TEXTO DO DOCUMENTO ::
+--

"Uma
vez que a dúvida é a principal arma do ceticismo,
Descartes decide instaurar como ponto de partida de todo o seu empreendimento
a especulação pautada por ela. Não se trata,
no caso, de uma dúvida decorrente de qualquer experiência
particular, mas sim de uma dúvida generalizada e regrada
pelo método, para a qual qualquer aspecto passível
de incereza numa proposição decide já pela
inaceitabilidade desta como um todo. Tudo aquilo que pudesse ser
tomado como certo deveria ser submetido, assim, a uma investigação
condicionada segundo estes parâmetros.
O desenvolvimento aplicado do
princípio da dúvida se dá em três etapas
ou graus sucessivos. Inicialmente é posto em causa o valor
do depoimento dos sentidos como fonte de conhecimento certo. A constatação
é fácil de se entender, uma vez que é bastante
comum que alguém se engane ao tomar como um fato algo controvertdo:
um fenômeno que aparece como sendo verificável pode
decorrer de uma ilusão ou desvio de percepção.

+--

TAREFAS A FAZER ::
a) Liste, sem repetições e na ordem em que aparecem, todos os verbos no infinitivo presentes no texto sobre a dúvida em Descartes.
b) Transcreva fielmente o trecho do texto sobre a dúvida em Descartes, começando em "O desenvolvimento aplicado" e terminando em "desvio de percepção.".
As entradas que vêm depois deste ponto constituem um material à parte, independente do texto.

MATERIAL FORNECIDO ::
+--

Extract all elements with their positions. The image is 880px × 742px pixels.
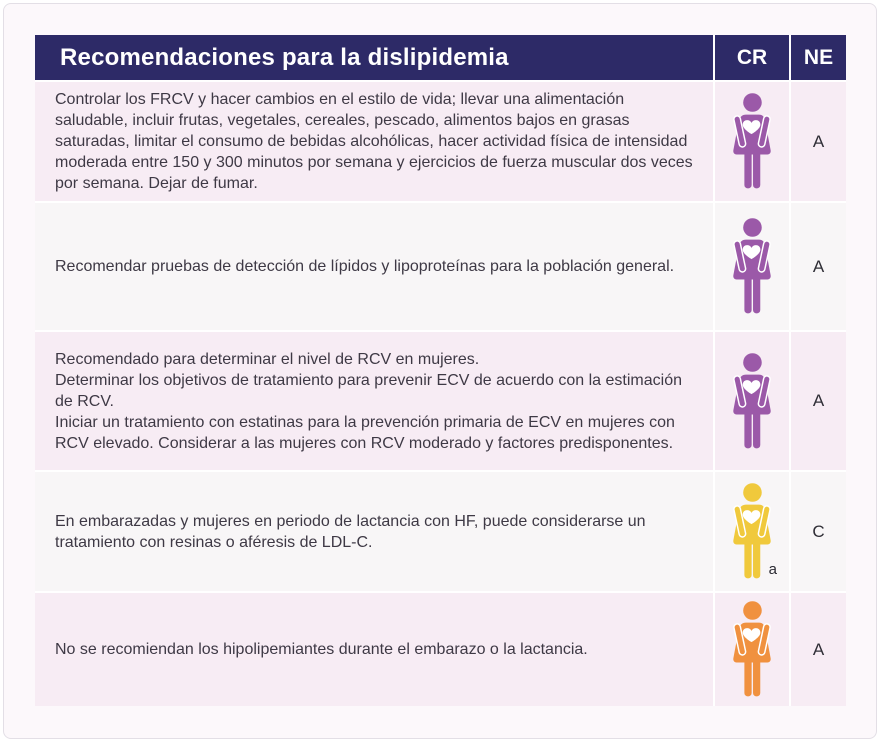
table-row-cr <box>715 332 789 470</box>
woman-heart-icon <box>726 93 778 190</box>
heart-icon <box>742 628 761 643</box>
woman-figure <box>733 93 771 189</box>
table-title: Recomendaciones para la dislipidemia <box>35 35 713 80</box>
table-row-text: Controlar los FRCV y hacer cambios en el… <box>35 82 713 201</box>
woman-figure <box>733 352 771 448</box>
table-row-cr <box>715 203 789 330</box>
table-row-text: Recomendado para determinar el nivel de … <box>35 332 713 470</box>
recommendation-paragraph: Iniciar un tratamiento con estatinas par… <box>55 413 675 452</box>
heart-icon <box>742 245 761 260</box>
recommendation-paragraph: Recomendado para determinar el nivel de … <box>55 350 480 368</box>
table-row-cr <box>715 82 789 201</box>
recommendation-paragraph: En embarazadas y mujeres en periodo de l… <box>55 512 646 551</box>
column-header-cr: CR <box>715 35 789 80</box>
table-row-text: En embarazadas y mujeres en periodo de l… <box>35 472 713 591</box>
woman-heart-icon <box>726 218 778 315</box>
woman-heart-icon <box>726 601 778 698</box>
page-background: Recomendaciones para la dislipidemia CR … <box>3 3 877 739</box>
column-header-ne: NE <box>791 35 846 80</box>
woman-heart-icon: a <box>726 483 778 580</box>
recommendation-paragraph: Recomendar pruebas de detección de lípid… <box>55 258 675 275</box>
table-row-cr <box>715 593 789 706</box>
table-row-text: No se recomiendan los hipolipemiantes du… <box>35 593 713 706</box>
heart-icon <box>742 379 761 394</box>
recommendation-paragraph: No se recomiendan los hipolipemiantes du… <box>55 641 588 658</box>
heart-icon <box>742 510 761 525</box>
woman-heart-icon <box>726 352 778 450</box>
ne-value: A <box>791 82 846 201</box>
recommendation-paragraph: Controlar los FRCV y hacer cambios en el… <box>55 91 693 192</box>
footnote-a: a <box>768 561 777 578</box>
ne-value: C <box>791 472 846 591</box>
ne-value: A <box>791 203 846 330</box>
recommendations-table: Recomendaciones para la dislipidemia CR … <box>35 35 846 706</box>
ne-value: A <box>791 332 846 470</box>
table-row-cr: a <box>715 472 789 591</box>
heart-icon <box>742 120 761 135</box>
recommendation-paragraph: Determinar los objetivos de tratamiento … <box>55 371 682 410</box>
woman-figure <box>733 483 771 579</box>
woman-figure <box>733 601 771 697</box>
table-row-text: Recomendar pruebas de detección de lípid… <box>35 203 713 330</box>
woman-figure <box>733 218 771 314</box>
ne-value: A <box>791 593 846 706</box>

+--

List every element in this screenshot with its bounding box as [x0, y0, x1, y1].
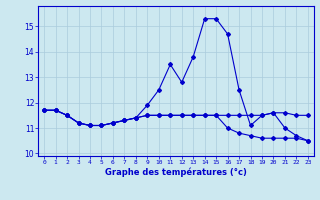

+--

RESPOSTAS POR TAREFA ::
a) instaurar, ser, entender, tomar, decorrer

b)
O desenvolvimento aplicado do
princípio da dúvida se dá em três etapas
ou graus sucessivos. Inicialmente é posto em causa o valor
do depoimento dos sentidos como fonte de conhecimento certo. A constatação
é fácil de se entender, uma vez que é bastante
comum que alguém se engane ao tomar como um fato algo controvertdo:
um fenômeno que aparece como sendo verificável pode
decorrer de uma ilusão ou desvio de percepção.